**Set problem:**
Print the listing below in its entirety, character for character.

**Dataset records:**
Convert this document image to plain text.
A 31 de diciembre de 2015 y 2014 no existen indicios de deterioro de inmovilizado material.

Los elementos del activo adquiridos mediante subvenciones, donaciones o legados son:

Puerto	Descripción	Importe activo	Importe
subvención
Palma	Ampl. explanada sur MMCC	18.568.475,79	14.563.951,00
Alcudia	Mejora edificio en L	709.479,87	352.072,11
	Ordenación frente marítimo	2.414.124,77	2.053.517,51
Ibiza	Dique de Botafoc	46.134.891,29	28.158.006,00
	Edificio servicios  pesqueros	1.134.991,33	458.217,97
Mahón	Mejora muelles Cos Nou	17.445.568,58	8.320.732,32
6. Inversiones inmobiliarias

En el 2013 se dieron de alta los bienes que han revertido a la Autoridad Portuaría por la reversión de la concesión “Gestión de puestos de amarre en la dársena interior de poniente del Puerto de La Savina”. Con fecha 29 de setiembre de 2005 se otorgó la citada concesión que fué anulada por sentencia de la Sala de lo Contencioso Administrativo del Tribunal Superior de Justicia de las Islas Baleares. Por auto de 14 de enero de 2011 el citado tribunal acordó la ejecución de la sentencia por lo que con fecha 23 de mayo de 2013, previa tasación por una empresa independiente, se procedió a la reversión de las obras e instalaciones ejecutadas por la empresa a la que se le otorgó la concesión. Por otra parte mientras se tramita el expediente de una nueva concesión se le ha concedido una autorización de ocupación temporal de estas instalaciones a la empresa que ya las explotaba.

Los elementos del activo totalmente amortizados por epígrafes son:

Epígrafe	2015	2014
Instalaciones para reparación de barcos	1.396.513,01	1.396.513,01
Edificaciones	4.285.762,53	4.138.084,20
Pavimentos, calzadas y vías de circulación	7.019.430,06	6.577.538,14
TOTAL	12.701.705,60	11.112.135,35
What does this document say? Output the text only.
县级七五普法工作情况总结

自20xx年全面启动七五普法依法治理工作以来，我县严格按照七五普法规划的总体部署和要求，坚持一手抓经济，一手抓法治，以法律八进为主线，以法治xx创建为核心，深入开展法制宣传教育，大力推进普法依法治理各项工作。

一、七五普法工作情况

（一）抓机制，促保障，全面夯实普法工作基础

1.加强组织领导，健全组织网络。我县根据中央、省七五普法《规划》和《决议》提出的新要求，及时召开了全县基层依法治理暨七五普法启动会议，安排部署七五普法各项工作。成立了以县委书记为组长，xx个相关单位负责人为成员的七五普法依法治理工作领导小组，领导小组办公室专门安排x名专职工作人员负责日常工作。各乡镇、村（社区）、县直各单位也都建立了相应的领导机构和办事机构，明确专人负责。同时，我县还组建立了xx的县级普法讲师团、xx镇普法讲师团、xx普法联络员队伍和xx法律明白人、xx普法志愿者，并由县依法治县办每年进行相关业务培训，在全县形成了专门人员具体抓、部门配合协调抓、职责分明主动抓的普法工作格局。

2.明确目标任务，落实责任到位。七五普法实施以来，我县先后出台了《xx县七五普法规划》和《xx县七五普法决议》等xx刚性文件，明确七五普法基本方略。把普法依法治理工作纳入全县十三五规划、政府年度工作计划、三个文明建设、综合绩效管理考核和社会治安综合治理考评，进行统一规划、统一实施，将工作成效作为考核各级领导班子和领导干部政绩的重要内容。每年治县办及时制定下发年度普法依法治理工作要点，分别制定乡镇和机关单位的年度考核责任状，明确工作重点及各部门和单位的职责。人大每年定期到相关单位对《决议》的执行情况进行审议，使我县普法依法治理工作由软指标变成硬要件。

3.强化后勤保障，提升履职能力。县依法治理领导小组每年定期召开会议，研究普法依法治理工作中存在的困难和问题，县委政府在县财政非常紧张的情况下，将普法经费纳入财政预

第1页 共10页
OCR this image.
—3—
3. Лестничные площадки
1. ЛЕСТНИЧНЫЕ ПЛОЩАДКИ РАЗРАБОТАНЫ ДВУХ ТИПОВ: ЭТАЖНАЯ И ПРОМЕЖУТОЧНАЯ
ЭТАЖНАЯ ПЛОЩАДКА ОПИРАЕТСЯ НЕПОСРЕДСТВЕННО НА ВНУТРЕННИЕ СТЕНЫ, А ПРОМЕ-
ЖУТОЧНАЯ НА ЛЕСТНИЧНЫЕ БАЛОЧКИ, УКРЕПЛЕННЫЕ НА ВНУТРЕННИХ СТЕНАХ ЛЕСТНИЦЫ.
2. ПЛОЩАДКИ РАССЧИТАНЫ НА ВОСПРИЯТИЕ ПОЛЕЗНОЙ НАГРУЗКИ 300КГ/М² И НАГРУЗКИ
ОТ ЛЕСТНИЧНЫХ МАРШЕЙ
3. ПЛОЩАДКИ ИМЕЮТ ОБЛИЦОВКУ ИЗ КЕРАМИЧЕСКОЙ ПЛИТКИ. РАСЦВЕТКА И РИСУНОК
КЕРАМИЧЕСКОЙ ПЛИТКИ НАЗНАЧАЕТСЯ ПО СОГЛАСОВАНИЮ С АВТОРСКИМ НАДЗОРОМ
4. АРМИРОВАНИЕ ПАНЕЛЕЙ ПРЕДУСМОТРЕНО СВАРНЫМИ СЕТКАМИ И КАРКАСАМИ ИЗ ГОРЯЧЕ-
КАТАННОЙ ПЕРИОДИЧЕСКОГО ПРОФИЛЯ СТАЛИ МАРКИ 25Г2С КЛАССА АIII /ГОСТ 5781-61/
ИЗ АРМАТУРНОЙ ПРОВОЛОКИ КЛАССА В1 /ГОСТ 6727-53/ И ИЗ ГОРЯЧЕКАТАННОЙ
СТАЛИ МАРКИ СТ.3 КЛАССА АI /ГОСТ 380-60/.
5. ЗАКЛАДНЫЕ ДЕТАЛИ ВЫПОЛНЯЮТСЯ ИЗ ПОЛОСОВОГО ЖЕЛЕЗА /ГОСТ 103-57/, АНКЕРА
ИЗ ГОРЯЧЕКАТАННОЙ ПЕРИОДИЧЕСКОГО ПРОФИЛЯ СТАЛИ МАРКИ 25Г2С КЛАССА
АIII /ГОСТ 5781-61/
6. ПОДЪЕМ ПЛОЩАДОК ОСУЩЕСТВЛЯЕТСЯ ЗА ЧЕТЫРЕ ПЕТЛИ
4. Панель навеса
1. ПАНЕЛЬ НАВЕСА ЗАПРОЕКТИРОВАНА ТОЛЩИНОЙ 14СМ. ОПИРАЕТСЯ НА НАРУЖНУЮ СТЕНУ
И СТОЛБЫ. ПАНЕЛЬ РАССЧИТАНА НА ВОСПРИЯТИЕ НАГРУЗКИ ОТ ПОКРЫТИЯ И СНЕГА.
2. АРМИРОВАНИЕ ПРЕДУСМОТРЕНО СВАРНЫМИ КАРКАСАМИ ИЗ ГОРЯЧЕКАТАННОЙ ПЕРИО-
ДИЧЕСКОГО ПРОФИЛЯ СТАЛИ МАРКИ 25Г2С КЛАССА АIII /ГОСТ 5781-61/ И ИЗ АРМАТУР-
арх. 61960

**Output of the task:**
Convert this document image to plain text.
A 31 de diciembre de 2015 y 2014 no existen indicios de deterioro de inmovilizado material.

Los elementos del activo adquiridos mediante subvenciones, donaciones o legados son:

Puerto	Descripción	Importe activo	Importe
subvención
Palma	Ampl. explanada sur MMCC	18.568.475,79	14.563.951,00
Alcudia	Mejora edificio en L	709.479,87	352.072,11
	Ordenación frente marítimo	2.414.124,77	2.053.517,51
Ibiza	Dique de Botafoc	46.134.891,29	28.158.006,00
	Edificio servicios  pesqueros	1.134.991,33	458.217,97
Mahón	Mejora muelles Cos Nou	17.445.568,58	8.320.732,32
6. Inversiones inmobiliarias

En el 2013 se dieron de alta los bienes que han revertido a la Autoridad Portuaría por la reversión de la concesión “Gestión de puestos de amarre en la dársena interior de poniente del Puerto de La Savina”. Con fecha 29 de setiembre de 2005 se otorgó la citada concesión que fué anulada por sentencia de la Sala de lo Contencioso Administrativo del Tribunal Superior de Justicia de las Islas Baleares. Por auto de 14 de enero de 2011 el citado tribunal acordó la ejecución de la sentencia por lo que con fecha 23 de mayo de 2013, previa tasación por una empresa independiente, se procedió a la reversión de las obras e instalaciones ejecutadas por la empresa a la que se le otorgó la concesión. Por otra parte mientras se tramita el expediente de una nueva concesión se le ha concedido una autorización de ocupación temporal de estas instalaciones a la empresa que ya las explotaba.

Los elementos del activo totalmente amortizados por epígrafes son:

Epígrafe	2015	2014
Instalaciones para reparación de barcos	1.396.513,01	1.396.513,01
Edificaciones	4.285.762,53	4.138.084,20
Pavimentos, calzadas y vías de circulación	7.019.430,06	6.577.538,14
TOTAL	12.701.705,60	11.112.135,35
What does this document say? Output the text only.
县级七五普法工作情况总结

自20xx年全面启动七五普法依法治理工作以来，我县严格按照七五普法规划的总体部署和要求，坚持一手抓经济，一手抓法治，以法律八进为主线，以法治xx创建为核心，深入开展法制宣传教育，大力推进普法依法治理各项工作。

一、七五普法工作情况

（一）抓机制，促保障，全面夯实普法工作基础

1.加强组织领导，健全组织网络。我县根据中央、省七五普法《规划》和《决议》提出的新要求，及时召开了全县基层依法治理暨七五普法启动会议，安排部署七五普法各项工作。成立了以县委书记为组长，xx个相关单位负责人为成员的七五普法依法治理工作领导小组，领导小组办公室专门安排x名专职工作人员负责日常工作。各乡镇、村（社区）、县直各单位也都建立了相应的领导机构和办事机构，明确专人负责。同时，我县还组建立了xx的县级普法讲师团、xx镇普法讲师团、xx普法联络员队伍和xx法律明白人、xx普法志愿者，并由县依法治县办每年进行相关业务培训，在全县形成了专门人员具体抓、部门配合协调抓、职责分明主动抓的普法工作格局。

2.明确目标任务，落实责任到位。七五普法实施以来，我县先后出台了《xx县七五普法规划》和《xx县七五普法决议》等xx刚性文件，明确七五普法基本方略。把普法依法治理工作纳入全县十三五规划、政府年度工作计划、三个文明建设、综合绩效管理考核和社会治安综合治理考评，进行统一规划、统一实施，将工作成效作为考核各级领导班子和领导干部政绩的重要内容。每年治县办及时制定下发年度普法依法治理工作要点，分别制定乡镇和机关单位的年度考核责任状，明确工作重点及各部门和单位的职责。人大每年定期到相关单位对《决议》的执行情况进行审议，使我县普法依法治理工作由软指标变成硬要件。

3.强化后勤保障，提升履职能力。县依法治理领导小组每年定期召开会议，研究普法依法治理工作中存在的困难和问题，县委政府在县财政非常紧张的情况下，将普法经费纳入财政预

第1页 共10页
OCR this image.
—3—
3. Лестничные площадки
1. ЛЕСТНИЧНЫЕ ПЛОЩАДКИ РАЗРАБОТАНЫ ДВУХ ТИПОВ: ЭТАЖНАЯ И ПРОМЕЖУТОЧНАЯ
ЭТАЖНАЯ ПЛОЩАДКА ОПИРАЕТСЯ НЕПОСРЕДСТВЕННО НА ВНУТРЕННИЕ СТЕНЫ, А ПРОМЕ-
ЖУТОЧНАЯ НА ЛЕСТНИЧНЫЕ БАЛОЧКИ, УКРЕПЛЕННЫЕ НА ВНУТРЕННИХ СТЕНАХ ЛЕСТНИЦЫ.
2. ПЛОЩАДКИ РАССЧИТАНЫ НА ВОСПРИЯТИЕ ПОЛЕЗНОЙ НАГРУЗКИ 300КГ/М² И НАГРУЗКИ
ОТ ЛЕСТНИЧНЫХ МАРШЕЙ
3. ПЛОЩАДКИ ИМЕЮТ ОБЛИЦОВКУ ИЗ КЕРАМИЧЕСКОЙ ПЛИТКИ. РАСЦВЕТКА И РИСУНОК
КЕРАМИЧЕСКОЙ ПЛИТКИ НАЗНАЧАЕТСЯ ПО СОГЛАСОВАНИЮ С АВТОРСКИМ НАДЗОРОМ
4. АРМИРОВАНИЕ ПАНЕЛЕЙ ПРЕДУСМОТРЕНО СВАРНЫМИ СЕТКАМИ И КАРКАСАМИ ИЗ ГОРЯЧЕ-
КАТАННОЙ ПЕРИОДИЧЕСКОГО ПРОФИЛЯ СТАЛИ МАРКИ 25Г2С КЛАССА АIII /ГОСТ 5781-61/
ИЗ АРМАТУРНОЙ ПРОВОЛОКИ КЛАССА В1 /ГОСТ 6727-53/ И ИЗ ГОРЯЧЕКАТАННОЙ
СТАЛИ МАРКИ СТ.3 КЛАССА АI /ГОСТ 380-60/.
5. ЗАКЛАДНЫЕ ДЕТАЛИ ВЫПОЛНЯЮТСЯ ИЗ ПОЛОСОВОГО ЖЕЛЕЗА /ГОСТ 103-57/, АНКЕРА
ИЗ ГОРЯЧЕКАТАННОЙ ПЕРИОДИЧЕСКОГО ПРОФИЛЯ СТАЛИ МАРКИ 25Г2С КЛАССА
АIII /ГОСТ 5781-61/
6. ПОДЪЕМ ПЛОЩАДОК ОСУЩЕСТВЛЯЕТСЯ ЗА ЧЕТЫРЕ ПЕТЛИ
4. Панель навеса
1. ПАНЕЛЬ НАВЕСА ЗАПРОЕКТИРОВАНА ТОЛЩИНОЙ 14СМ. ОПИРАЕТСЯ НА НАРУЖНУЮ СТЕНУ
И СТОЛБЫ. ПАНЕЛЬ РАССЧИТАНА НА ВОСПРИЯТИЕ НАГРУЗКИ ОТ ПОКРЫТИЯ И СНЕГА.
2. АРМИРОВАНИЕ ПРЕДУСМОТРЕНО СВАРНЫМИ КАРКАСАМИ ИЗ ГОРЯЧЕКАТАННОЙ ПЕРИО-
ДИЧЕСКОГО ПРОФИЛЯ СТАЛИ МАРКИ 25Г2С КЛАССА АIII /ГОСТ 5781-61/ И ИЗ АРМАТУР-
арх. 61960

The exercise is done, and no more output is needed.